[[ TEXT UNDER STUDY, beginning ]]
The architecture diagrams looked beautiful. Clean boxes connected by arrows. "This service publishes UserCreated. These five services consume it. Loose coupling! Scalability! Resilience!"
Reality was different.
A Simple Bug Report
Customer: "I signed up but never got my welcome email."
Investigation time: 4 hours.
Here's what we traced:
- Auth service created user → published
UserCreated - Profile service consumed event → published
ProfileCreated - Email service consumed
UserCreated→ checked forProfileCreated(needed name for email) - Race condition:
ProfileCreatedhadn't arrived yet → email service queued a retry - Retry handler crashed (unrelated bug) → event lost
- No alert because the retry queue was "eventually consistent"
To find this, we:
- Searched Kafka logs for the user ID
- Correlated timestamps across 4 services
- Read ElasticSearch for retry handler exceptions
- Checked S3 for dead-letter queue exports
- Reconstructed the timeline on a whiteboard
The fix was 3 lines of code. Finding where to put them took 4 hours.
The Allure of Events
Events promise independence. Services don't need to know about each other. Add a new consumer without changing the producer. Scale each service independently.
These benefits are real. But the costs are hidden:
- Invisible dependencies: Services don't call each other directly, but they still depend on event schemas, timing, and ordering. The dependency is just harder to see.
- Debugging requires omniscience: You need to understand the entire event flow to debug any part of it.
- Testing is nearly impossible: Unit tests can't capture cross-service event timing issues. Integration tests are slow and flaky.
- State is scattered: Where's the truth? Is it the event log? The database? The cache that got updated from events?
The Metric That Killed Us
We measured: Mean time to debug production issues.
[[ TEXT UNDER STUDY, end ]]
TASK PROMPT:
Answer these questions from the text on event-driven architecture.
(a) How long did the investigation into the missing welcome email take?
(b) How many lines of code did the fix take?
(c) Which metric did the team measure?
The records below the text were taken from a separate source.
[[ DATA EXTRACT, beginning ]]
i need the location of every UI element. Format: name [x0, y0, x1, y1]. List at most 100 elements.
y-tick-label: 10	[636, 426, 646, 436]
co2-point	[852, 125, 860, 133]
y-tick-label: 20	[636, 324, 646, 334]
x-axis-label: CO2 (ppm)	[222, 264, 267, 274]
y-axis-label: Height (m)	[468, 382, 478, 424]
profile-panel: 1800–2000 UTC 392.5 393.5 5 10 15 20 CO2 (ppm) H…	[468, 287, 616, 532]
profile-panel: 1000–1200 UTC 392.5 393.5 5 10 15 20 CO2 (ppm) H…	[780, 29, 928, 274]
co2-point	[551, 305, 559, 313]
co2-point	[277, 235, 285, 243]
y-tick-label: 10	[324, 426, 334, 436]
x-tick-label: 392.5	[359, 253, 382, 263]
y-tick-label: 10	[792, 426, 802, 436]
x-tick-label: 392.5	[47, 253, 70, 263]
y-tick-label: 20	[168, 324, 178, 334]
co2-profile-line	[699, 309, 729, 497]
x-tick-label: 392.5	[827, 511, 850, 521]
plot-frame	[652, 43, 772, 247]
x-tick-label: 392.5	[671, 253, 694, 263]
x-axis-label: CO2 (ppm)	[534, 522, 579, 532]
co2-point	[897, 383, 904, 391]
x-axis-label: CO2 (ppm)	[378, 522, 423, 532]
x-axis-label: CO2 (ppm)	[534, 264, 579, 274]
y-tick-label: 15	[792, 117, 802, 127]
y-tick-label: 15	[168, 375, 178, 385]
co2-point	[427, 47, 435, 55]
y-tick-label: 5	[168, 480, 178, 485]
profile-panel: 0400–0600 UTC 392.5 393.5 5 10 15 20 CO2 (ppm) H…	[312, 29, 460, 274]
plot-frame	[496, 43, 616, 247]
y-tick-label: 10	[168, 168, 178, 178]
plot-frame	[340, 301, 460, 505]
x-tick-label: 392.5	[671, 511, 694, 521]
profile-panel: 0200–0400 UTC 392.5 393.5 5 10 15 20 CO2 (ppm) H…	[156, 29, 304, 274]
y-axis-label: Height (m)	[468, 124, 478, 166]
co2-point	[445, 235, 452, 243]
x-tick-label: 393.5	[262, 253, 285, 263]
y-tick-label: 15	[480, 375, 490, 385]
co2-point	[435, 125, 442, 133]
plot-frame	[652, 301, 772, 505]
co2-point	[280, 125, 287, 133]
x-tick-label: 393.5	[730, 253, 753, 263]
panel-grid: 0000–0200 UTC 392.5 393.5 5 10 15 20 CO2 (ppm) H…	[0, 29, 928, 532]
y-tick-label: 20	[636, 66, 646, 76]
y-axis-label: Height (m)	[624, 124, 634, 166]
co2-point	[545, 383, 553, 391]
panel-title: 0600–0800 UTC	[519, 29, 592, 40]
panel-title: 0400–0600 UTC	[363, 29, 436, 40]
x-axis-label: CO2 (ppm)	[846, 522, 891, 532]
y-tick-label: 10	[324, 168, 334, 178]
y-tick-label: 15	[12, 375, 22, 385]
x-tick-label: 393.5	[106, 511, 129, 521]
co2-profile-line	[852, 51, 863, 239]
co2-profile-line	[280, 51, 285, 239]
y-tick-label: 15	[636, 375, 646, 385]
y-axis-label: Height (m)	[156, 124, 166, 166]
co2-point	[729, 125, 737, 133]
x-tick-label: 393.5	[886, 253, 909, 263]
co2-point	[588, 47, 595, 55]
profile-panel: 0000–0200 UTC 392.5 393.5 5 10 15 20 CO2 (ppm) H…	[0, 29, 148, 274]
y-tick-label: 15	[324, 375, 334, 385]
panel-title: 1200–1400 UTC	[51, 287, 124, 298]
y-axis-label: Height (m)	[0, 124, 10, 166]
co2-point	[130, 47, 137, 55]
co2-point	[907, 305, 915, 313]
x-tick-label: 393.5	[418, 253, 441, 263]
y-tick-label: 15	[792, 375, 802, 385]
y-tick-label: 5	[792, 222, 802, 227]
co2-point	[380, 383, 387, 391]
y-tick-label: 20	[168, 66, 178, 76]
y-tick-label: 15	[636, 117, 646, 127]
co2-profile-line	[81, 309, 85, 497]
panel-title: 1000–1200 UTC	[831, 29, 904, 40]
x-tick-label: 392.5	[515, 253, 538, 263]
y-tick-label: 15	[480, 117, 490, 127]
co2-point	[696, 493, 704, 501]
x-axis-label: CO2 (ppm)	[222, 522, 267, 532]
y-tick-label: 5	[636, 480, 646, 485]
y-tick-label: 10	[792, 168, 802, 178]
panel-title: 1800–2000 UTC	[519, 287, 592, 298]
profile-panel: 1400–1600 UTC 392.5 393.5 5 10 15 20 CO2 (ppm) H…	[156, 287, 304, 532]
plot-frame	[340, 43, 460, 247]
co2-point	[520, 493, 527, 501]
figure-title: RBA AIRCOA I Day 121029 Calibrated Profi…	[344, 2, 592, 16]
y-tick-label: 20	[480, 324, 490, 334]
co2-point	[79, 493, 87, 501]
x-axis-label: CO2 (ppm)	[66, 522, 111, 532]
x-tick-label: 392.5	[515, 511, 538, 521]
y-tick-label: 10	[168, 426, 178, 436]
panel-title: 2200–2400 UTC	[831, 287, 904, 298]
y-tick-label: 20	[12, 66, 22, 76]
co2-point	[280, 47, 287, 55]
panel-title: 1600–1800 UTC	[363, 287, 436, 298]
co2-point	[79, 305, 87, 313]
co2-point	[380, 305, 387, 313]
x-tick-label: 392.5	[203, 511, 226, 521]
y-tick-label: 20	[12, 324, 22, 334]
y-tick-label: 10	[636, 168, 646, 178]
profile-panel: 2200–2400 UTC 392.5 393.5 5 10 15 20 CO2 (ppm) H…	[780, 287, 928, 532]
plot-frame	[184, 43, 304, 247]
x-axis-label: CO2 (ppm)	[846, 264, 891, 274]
[[ DATA EXTRACT, end ]]
FINISHED EXERCISE:
(a) 4 hours.
(b) 3 lines.
(c) Mean time to debug production issues.